Problem description: Reproduce the listing verbatim.

— begin Data provided —

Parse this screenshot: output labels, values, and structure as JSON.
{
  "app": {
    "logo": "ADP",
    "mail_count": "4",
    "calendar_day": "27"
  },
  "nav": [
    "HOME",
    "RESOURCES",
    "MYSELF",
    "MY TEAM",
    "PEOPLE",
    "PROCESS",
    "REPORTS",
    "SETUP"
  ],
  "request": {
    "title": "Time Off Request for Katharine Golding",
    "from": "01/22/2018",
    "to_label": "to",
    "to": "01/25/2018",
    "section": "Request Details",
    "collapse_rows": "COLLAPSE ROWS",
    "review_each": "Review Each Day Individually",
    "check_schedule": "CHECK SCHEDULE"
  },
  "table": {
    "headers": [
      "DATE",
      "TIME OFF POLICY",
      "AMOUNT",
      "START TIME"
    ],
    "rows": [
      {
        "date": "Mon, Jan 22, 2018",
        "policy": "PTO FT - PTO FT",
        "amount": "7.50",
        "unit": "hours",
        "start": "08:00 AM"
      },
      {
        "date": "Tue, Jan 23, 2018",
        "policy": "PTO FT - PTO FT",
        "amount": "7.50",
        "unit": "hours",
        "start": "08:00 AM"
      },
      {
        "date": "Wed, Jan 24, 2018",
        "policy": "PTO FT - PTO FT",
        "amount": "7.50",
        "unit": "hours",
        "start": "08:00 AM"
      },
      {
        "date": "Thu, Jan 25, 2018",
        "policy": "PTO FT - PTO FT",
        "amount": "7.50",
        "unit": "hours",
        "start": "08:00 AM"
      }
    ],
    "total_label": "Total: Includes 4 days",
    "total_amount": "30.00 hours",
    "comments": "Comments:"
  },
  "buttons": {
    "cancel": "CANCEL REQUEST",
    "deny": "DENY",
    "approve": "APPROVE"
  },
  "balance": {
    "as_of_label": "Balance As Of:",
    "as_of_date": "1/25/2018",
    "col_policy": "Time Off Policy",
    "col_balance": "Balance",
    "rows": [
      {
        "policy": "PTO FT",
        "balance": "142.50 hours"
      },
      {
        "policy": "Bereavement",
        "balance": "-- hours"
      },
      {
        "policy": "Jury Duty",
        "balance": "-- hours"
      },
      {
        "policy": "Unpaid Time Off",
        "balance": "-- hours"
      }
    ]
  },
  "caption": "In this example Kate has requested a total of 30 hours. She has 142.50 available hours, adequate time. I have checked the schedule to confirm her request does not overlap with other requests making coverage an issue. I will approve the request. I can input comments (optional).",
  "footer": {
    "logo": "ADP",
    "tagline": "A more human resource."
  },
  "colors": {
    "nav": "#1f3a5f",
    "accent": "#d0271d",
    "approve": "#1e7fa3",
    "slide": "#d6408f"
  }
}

— end Data provided —

Exercise response:
Parse this screenshot: output labels, values, and structure as JSON.
{
  "app": {
    "logo": "ADP",
    "mail_count": "4",
    "calendar_day": "27"
  },
  "nav": [
    "HOME",
    "RESOURCES",
    "MYSELF",
    "MY TEAM",
    "PEOPLE",
    "PROCESS",
    "REPORTS",
    "SETUP"
  ],
  "request": {
    "title": "Time Off Request for Katharine Golding",
    "from": "01/22/2018",
    "to_label": "to",
    "to": "01/25/2018",
    "section": "Request Details",
    "collapse_rows": "COLLAPSE ROWS",
    "review_each": "Review Each Day Individually",
    "check_schedule": "CHECK SCHEDULE"
  },
  "table": {
    "headers": [
      "DATE",
      "TIME OFF POLICY",
      "AMOUNT",
      "START TIME"
    ],
    "rows": [
      {
        "date": "Mon, Jan 22, 2018",
        "policy": "PTO FT - PTO FT",
        "amount": "7.50",
        "unit": "hours",
        "start": "08:00 AM"
      },
      {
        "date": "Tue, Jan 23, 2018",
        "policy": "PTO FT - PTO FT",
        "amount": "7.50",
        "unit": "hours",
        "start": "08:00 AM"
      },
      {
        "date": "Wed, Jan 24, 2018",
        "policy": "PTO FT - PTO FT",
        "amount": "7.50",
        "unit": "hours",
        "start": "08:00 AM"
      },
      {
        "date": "Thu, Jan 25, 2018",
        "policy": "PTO FT - PTO FT",
        "amount": "7.50",
        "unit": "hours",
        "start": "08:00 AM"
      }
    ],
    "total_label": "Total: Includes 4 days",
    "total_amount": "30.00 hours",
    "comments": "Comments:"
  },
  "buttons": {
    "cancel": "CANCEL REQUEST",
    "deny": "DENY",
    "approve": "APPROVE"
  },
  "balance": {
    "as_of_label": "Balance As Of:",
    "as_of_date": "1/25/2018",
    "col_policy": "Time Off Policy",
    "col_balance": "Balance",
    "rows": [
      {
        "policy": "PTO FT",
        "balance": "142.50 hours"
      },
      {
        "policy": "Bereavement",
        "balance": "-- hours"
      },
      {
        "policy": "Jury Duty",
        "balance": "-- hours"
      },
      {
        "policy": "Unpaid Time Off",
        "balance": "-- hours"
      }
    ]
  },
  "caption": "In this example Kate has requested a total of 30 hours. She has 142.50 available hours, adequate time. I have checked the schedule to confirm her request does not overlap with other requests making coverage an issue. I will approve the request. I can input comments (optional).",
  "footer": {
    "logo": "ADP",
    "tagline": "A more human resource."
  },
  "colors": {
    "nav": "#1f3a5f",
    "accent": "#d0271d",
    "approve": "#1e7fa3",
    "slide": "#d6408f"
  }
}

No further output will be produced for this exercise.